> **Your goal**
Find and copy every line in the records that includes the string "근로기준법".

── Data ──

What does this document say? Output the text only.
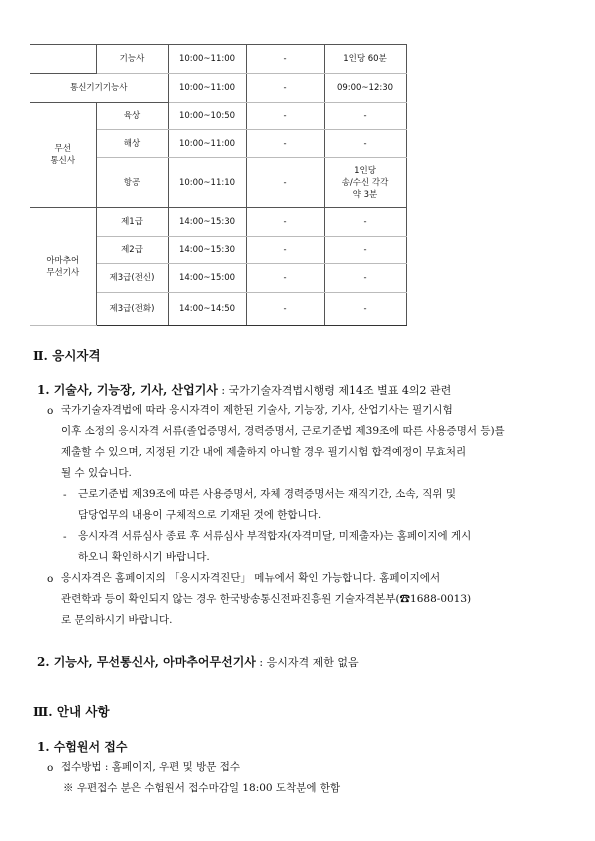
	기능사	10:00~11:00	-	1인당 60분
통신기기기능사		10:00~11:00	-	09:00~12:30
무선
통신사	육상	10:00~10:50	-	-
	해상	10:00~11:00	-	-
	항공	10:00~11:10	-	1인당
송/수신 각각
약 3분
아마추어
무선기사	제1급	14:00~15:30	-	-
	제2급	14:00~15:30	-	-
	제3급(전신)	14:00~15:00	-	-
	제3급(전화)	14:00~14:50	-	-
Ⅱ. 응시자격
1. 기술사, 기능장, 기사, 산업기사 : 국가기술자격법시행령 제14조 별표 4의2 관련
o 국가기술자격법에 따라 응시자격이 제한된 기술사, 기능장, 기사, 산업기사는 필기시험
이후 소정의 응시자격 서류(졸업증명서, 경력증명서, 근로기준법 제39조에 따른 사용증명서 등)를
제출할 수 있으며, 지정된 기간 내에 제출하지 아니할 경우 필기시험 합격예정이 무효처리
될 수 있습니다.
- 근로기준법 제39조에 따른 사용증명서, 자체 경력증명서는 재직기간, 소속, 직위 및
담당업무의 내용이 구체적으로 기재된 것에 한합니다.
- 응시자격 서류심사 종료 후 서류심사 부적합자(자격미달, 미제출자)는 홈페이지에 게시
하오니 확인하시기 바랍니다.
o 응시자격은 홈페이지의 「응시자격진단」 메뉴에서 확인 가능합니다. 홈페이지에서
관련학과 등이 확인되지 않는 경우 한국방송통신전파진흥원 기술자격본부(☎1688-0013)
로 문의하시기 바랍니다.
2. 기능사, 무선통신사, 아마추어무선기사 : 응시자격 제한 없음
Ⅲ. 안내 사항
1. 수험원서 접수
o 접수방법 : 홈페이지, 우편 및 방문 접수
※ 우편접수 분은 수험원서 접수마감일 18:00 도착분에 한함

───

> **Exercise solution**
이후 소정의 응시자격 서류(졸업증명서, 경력증명서, 근로기준법 제39조에 따른 사용증명서 등)를
- 근로기준법 제39조에 따른 사용증명서, 자체 경력증명서는 재직기간, 소속, 직위 및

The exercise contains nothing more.